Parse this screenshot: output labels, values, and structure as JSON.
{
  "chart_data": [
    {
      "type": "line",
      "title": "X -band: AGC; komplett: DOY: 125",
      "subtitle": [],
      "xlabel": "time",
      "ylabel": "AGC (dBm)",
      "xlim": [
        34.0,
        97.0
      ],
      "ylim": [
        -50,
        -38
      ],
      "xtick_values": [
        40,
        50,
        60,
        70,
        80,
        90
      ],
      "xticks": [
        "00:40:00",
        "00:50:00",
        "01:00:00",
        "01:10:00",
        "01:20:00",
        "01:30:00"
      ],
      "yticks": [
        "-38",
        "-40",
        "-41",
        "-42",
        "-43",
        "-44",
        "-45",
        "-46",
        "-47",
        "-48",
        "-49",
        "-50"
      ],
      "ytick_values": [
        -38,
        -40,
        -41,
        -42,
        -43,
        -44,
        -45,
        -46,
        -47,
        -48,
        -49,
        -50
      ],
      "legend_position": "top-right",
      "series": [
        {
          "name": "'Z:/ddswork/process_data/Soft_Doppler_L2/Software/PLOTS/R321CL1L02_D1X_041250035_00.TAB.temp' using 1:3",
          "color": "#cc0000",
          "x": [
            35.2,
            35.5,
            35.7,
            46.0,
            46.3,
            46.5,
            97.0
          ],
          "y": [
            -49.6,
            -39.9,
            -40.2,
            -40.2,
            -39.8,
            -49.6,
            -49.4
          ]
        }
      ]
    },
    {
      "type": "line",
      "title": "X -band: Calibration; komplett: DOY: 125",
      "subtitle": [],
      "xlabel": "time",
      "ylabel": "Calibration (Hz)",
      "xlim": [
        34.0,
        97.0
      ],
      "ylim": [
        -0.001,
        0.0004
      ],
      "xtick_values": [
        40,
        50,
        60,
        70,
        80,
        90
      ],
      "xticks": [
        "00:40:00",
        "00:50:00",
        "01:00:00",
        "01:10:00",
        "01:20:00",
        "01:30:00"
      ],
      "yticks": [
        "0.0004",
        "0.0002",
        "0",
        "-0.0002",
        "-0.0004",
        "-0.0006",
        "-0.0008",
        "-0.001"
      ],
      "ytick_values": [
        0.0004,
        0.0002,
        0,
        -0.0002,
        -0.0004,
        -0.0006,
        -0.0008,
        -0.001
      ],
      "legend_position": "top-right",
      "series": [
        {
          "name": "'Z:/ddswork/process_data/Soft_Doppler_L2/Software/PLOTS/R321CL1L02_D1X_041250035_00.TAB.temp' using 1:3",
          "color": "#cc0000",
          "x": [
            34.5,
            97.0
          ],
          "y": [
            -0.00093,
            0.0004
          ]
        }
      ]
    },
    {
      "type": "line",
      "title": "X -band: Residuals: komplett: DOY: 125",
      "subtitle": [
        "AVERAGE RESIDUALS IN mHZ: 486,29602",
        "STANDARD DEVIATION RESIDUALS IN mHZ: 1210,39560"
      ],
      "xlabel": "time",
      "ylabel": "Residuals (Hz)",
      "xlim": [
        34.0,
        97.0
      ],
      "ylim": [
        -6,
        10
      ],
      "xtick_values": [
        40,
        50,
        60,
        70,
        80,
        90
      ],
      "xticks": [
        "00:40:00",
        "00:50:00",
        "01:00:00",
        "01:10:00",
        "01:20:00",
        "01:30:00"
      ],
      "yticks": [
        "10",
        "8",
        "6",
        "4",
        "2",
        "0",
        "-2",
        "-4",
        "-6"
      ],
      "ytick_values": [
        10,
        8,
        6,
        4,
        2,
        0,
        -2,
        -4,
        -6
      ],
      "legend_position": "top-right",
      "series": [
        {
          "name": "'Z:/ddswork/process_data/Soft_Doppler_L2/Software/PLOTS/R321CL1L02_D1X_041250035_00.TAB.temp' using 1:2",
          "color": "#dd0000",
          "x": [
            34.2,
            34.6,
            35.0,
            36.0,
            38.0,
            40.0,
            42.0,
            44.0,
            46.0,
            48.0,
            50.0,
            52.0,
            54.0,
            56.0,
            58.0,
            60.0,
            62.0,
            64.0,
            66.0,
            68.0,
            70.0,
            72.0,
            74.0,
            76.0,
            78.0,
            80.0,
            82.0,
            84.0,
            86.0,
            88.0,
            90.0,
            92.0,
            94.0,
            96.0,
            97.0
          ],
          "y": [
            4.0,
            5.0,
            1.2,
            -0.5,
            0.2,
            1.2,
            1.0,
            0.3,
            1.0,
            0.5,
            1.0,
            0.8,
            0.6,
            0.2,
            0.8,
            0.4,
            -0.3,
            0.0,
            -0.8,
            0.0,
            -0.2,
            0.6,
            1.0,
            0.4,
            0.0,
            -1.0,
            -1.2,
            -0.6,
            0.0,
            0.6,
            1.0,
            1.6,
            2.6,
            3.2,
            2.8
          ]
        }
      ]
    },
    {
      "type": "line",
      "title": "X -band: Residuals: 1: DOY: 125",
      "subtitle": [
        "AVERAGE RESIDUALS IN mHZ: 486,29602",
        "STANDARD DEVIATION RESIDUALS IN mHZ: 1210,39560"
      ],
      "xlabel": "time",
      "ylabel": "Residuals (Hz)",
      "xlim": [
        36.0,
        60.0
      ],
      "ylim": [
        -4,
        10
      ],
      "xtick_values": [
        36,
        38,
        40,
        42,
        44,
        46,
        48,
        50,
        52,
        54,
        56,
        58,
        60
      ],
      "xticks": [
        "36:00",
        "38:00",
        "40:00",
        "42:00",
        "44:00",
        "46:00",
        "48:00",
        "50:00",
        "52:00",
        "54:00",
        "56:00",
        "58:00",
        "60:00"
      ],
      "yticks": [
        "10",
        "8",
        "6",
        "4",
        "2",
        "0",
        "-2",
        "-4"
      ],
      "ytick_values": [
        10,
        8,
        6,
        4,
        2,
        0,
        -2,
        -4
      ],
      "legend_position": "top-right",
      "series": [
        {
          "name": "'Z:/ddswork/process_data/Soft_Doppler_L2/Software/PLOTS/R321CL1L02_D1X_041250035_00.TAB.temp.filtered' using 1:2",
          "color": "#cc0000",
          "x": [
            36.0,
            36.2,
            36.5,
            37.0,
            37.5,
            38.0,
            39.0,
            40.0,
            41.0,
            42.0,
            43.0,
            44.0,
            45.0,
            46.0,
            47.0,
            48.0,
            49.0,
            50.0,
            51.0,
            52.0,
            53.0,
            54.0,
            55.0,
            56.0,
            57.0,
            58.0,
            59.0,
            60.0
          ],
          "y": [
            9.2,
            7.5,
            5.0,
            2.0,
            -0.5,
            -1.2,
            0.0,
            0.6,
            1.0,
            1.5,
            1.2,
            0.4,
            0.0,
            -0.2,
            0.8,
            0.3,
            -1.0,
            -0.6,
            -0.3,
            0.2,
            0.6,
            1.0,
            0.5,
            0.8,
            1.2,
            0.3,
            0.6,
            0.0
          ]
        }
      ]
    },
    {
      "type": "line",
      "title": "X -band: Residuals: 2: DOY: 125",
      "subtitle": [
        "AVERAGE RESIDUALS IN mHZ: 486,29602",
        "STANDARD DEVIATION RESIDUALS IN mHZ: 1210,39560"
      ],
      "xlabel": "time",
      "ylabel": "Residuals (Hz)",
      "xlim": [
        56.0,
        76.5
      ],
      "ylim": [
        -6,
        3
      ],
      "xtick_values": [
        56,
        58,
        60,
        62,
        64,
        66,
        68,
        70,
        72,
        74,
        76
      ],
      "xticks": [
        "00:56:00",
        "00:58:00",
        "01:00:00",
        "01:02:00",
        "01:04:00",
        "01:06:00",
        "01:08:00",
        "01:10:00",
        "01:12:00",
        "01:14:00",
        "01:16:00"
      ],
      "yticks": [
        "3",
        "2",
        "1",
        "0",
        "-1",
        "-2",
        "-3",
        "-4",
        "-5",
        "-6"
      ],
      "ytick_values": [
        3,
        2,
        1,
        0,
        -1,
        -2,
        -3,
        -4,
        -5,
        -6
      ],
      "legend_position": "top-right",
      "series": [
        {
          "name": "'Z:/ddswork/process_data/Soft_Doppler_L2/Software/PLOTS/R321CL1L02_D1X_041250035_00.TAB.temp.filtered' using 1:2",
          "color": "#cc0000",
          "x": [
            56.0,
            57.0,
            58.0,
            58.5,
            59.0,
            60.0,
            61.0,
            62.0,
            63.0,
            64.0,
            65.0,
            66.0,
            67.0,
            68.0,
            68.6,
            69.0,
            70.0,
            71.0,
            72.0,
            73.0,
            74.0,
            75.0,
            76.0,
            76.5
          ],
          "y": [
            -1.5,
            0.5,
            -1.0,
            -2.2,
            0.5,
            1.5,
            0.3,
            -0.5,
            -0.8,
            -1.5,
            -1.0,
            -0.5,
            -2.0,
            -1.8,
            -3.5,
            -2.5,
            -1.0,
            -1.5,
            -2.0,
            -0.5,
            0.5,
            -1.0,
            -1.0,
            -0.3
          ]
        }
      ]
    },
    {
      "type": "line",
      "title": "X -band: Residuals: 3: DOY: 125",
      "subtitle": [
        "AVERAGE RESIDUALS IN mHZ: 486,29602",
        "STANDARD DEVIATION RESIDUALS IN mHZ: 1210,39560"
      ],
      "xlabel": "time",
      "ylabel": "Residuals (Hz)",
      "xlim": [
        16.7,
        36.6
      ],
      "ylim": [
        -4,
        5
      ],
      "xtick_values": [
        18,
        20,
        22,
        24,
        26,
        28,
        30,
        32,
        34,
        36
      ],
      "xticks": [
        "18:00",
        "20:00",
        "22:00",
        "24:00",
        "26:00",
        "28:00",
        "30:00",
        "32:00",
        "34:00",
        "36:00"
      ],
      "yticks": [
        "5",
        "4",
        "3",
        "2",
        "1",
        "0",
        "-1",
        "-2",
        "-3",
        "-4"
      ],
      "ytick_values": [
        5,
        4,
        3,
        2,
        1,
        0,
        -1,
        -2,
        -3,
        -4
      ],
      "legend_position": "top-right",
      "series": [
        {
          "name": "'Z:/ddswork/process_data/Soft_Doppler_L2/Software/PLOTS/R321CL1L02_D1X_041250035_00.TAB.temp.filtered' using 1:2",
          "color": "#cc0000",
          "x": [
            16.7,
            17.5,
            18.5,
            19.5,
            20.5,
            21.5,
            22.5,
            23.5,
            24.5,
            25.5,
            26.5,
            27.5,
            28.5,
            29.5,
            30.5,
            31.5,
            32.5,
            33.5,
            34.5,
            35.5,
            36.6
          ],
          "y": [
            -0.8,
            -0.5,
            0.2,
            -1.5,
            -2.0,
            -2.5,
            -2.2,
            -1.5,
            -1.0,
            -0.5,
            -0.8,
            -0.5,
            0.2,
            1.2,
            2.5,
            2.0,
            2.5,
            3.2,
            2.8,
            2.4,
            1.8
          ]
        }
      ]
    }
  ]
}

____

Exercise details> Tally the lines in the entries above that hold the word "Calibration". Reply with nothing but that count.

Written solution> 2